## [What needs to be done]
Lines containing the word "JSON" should be extracted in full.

## [Exercise material]
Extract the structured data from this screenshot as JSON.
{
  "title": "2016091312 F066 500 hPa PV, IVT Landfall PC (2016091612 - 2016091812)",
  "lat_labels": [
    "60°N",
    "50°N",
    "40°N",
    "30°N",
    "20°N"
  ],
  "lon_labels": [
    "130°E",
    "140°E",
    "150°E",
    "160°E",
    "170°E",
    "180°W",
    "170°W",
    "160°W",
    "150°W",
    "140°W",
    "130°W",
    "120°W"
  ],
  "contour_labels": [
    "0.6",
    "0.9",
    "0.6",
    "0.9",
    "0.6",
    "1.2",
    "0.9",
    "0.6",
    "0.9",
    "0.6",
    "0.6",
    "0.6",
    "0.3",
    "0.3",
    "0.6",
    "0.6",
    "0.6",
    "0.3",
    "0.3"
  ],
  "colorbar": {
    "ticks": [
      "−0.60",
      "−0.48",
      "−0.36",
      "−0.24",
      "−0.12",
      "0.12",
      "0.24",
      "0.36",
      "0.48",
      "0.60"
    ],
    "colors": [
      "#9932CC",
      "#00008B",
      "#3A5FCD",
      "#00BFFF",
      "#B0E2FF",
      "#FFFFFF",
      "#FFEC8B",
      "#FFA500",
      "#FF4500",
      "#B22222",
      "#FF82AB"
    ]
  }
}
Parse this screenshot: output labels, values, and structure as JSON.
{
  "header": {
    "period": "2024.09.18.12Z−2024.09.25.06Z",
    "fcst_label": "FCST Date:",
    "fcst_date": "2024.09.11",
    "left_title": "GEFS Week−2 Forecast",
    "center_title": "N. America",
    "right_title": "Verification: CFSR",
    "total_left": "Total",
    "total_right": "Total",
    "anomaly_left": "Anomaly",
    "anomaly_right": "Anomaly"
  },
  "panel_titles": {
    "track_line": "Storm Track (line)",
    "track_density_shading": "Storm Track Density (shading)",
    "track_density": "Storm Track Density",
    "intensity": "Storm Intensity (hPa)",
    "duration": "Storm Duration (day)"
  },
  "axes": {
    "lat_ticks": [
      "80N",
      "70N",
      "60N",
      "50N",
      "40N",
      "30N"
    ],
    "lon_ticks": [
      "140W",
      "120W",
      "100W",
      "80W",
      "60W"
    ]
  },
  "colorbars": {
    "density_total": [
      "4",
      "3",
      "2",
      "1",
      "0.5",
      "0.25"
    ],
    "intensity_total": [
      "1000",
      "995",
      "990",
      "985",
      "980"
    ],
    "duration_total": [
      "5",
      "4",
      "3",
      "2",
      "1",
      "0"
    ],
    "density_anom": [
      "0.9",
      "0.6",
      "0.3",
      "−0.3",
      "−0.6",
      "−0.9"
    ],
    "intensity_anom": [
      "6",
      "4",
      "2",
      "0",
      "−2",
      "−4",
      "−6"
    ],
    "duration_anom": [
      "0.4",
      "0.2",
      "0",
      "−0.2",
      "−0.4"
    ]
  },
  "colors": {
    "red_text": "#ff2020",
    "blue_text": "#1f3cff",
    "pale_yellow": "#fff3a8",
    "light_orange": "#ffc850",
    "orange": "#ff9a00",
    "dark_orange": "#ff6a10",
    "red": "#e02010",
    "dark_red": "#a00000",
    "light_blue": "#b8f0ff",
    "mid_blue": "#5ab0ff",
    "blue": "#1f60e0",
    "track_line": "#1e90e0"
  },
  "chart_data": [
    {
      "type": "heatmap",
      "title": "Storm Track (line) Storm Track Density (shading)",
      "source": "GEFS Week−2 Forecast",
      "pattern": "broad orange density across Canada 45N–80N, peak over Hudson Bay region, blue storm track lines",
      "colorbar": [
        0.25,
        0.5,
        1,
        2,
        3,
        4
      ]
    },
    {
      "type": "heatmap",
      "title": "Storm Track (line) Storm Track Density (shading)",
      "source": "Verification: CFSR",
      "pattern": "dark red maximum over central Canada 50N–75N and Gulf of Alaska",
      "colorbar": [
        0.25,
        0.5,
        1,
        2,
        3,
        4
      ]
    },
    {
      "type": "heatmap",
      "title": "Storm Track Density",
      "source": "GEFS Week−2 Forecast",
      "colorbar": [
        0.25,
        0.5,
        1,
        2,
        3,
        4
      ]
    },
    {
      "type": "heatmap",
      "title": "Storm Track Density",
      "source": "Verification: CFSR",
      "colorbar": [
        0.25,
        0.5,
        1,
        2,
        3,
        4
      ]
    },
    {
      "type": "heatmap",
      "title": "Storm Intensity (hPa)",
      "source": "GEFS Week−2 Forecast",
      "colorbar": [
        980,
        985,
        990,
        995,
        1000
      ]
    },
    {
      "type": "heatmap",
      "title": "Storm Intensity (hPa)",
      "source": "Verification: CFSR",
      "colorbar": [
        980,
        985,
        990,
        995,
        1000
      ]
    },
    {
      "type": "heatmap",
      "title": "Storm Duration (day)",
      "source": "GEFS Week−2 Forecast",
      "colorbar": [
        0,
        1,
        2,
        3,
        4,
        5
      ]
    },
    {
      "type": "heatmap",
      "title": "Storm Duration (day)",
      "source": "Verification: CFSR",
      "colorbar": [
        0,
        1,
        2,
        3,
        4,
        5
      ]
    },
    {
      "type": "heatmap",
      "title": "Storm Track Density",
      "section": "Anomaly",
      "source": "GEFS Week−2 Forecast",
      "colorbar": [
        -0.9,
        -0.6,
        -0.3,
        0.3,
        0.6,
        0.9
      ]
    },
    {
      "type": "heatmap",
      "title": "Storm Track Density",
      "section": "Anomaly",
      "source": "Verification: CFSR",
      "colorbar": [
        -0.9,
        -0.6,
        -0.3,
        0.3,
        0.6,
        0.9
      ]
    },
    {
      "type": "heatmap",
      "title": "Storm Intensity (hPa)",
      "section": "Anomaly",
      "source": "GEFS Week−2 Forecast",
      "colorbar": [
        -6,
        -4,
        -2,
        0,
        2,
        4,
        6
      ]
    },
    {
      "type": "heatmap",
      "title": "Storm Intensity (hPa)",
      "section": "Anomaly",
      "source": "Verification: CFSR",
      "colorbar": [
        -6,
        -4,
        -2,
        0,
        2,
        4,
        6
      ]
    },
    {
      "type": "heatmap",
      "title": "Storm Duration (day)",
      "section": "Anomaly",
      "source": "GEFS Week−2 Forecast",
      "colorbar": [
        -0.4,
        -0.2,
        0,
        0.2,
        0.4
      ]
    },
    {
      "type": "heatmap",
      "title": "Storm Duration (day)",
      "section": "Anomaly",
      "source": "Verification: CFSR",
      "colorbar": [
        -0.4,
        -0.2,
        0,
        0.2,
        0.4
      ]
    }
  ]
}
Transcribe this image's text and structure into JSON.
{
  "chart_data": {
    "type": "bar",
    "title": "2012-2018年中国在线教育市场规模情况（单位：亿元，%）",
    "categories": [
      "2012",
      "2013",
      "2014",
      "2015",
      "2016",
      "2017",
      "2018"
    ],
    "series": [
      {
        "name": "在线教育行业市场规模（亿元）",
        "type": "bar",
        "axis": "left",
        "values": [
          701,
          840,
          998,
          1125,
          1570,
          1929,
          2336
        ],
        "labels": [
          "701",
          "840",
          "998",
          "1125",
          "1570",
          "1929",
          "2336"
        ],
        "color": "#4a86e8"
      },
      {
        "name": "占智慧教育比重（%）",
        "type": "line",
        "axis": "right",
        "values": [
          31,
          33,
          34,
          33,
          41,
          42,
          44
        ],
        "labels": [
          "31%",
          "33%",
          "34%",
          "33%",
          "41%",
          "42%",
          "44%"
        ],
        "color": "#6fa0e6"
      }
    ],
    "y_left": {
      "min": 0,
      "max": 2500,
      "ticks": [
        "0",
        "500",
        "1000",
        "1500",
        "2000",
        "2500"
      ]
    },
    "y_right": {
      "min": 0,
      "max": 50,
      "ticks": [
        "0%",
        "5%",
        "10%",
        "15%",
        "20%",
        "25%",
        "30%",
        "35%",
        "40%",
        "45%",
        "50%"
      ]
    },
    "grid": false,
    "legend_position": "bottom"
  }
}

## [Solution below]
Extract the structured data from this screenshot as JSON.
Parse this screenshot: output labels, values, and structure as JSON.
Transcribe this image's text and structure into JSON.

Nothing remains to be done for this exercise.